===== Data shown =====

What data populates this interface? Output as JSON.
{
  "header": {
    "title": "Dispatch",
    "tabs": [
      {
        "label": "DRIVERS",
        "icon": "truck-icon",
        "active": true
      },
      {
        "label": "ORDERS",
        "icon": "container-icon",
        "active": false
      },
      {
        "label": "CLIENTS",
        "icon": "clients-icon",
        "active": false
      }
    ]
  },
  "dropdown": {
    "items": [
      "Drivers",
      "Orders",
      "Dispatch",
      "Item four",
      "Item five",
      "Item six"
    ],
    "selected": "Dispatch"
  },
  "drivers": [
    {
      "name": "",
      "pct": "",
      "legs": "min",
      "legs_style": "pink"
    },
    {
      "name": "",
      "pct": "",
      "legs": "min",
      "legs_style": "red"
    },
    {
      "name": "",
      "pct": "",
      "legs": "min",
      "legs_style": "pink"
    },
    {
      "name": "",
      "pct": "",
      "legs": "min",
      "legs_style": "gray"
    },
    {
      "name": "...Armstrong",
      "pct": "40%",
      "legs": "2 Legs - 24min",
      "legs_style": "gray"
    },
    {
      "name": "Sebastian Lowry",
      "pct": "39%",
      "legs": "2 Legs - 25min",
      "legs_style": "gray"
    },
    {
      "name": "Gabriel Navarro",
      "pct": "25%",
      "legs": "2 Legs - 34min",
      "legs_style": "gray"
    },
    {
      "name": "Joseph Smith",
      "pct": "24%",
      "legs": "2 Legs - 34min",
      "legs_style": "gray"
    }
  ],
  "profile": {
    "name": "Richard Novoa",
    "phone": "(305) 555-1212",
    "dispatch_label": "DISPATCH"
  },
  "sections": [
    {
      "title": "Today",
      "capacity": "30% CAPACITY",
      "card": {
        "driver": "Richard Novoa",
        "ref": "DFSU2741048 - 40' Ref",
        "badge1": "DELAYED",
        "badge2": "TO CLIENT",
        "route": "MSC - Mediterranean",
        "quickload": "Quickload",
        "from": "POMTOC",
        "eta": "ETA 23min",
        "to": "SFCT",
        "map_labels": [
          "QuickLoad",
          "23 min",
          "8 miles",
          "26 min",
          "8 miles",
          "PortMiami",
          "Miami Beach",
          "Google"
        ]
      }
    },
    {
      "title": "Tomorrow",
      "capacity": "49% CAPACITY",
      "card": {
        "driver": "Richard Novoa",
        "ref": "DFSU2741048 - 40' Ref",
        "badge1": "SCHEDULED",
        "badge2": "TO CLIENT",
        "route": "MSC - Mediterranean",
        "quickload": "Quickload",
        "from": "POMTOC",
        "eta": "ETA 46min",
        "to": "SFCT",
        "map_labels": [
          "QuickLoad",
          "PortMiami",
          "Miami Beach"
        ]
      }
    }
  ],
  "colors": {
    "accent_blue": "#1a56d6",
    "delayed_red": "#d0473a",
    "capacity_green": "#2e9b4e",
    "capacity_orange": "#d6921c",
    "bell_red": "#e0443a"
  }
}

=====

• [Task requirements] Reproduce every record above exactly as it appears.

• [Answer in full]
What data populates this interface? Output as JSON.
{
  "header": {
    "title": "Dispatch",
    "tabs": [
      {
        "label": "DRIVERS",
        "icon": "truck-icon",
        "active": true
      },
      {
        "label": "ORDERS",
        "icon": "container-icon",
        "active": false
      },
      {
        "label": "CLIENTS",
        "icon": "clients-icon",
        "active": false
      }
    ]
  },
  "dropdown": {
    "items": [
      "Drivers",
      "Orders",
      "Dispatch",
      "Item four",
      "Item five",
      "Item six"
    ],
    "selected": "Dispatch"
  },
  "drivers": [
    {
      "name": "",
      "pct": "",
      "legs": "min",
      "legs_style": "pink"
    },
    {
      "name": "",
      "pct": "",
      "legs": "min",
      "legs_style": "red"
    },
    {
      "name": "",
      "pct": "",
      "legs": "min",
      "legs_style": "pink"
    },
    {
      "name": "",
      "pct": "",
      "legs": "min",
      "legs_style": "gray"
    },
    {
      "name": "...Armstrong",
      "pct": "40%",
      "legs": "2 Legs - 24min",
      "legs_style": "gray"
    },
    {
      "name": "Sebastian Lowry",
      "pct": "39%",
      "legs": "2 Legs - 25min",
      "legs_style": "gray"
    },
    {
      "name": "Gabriel Navarro",
      "pct": "25%",
      "legs": "2 Legs - 34min",
      "legs_style": "gray"
    },
    {
      "name": "Joseph Smith",
      "pct": "24%",
      "legs": "2 Legs - 34min",
      "legs_style": "gray"
    }
  ],
  "profile": {
    "name": "Richard Novoa",
    "phone": "(305) 555-1212",
    "dispatch_label": "DISPATCH"
  },
  "sections": [
    {
      "title": "Today",
      "capacity": "30% CAPACITY",
      "card": {
        "driver": "Richard Novoa",
        "ref": "DFSU2741048 - 40' Ref",
        "badge1": "DELAYED",
        "badge2": "TO CLIENT",
        "route": "MSC - Mediterranean",
        "quickload": "Quickload",
        "from": "POMTOC",
        "eta": "ETA 23min",
        "to": "SFCT",
        "map_labels": [
          "QuickLoad",
          "23 min",
          "8 miles",
          "26 min",
          "8 miles",
          "PortMiami",
          "Miami Beach",
          "Google"
        ]
      }
    },
    {
      "title": "Tomorrow",
      "capacity": "49% CAPACITY",
      "card": {
        "driver": "Richard Novoa",
        "ref": "DFSU2741048 - 40' Ref",
        "badge1": "SCHEDULED",
        "badge2": "TO CLIENT",
        "route": "MSC - Mediterranean",
        "quickload": "Quickload",
        "from": "POMTOC",
        "eta": "ETA 46min",
        "to": "SFCT",
        "map_labels": [
          "QuickLoad",
          "PortMiami",
          "Miami Beach"
        ]
      }
    }
  ],
  "colors": {
    "accent_blue": "#1a56d6",
    "delayed_red": "#d0473a",
    "capacity_green": "#2e9b4e",
    "capacity_orange": "#d6921c",
    "bell_red": "#e0443a"
  }
}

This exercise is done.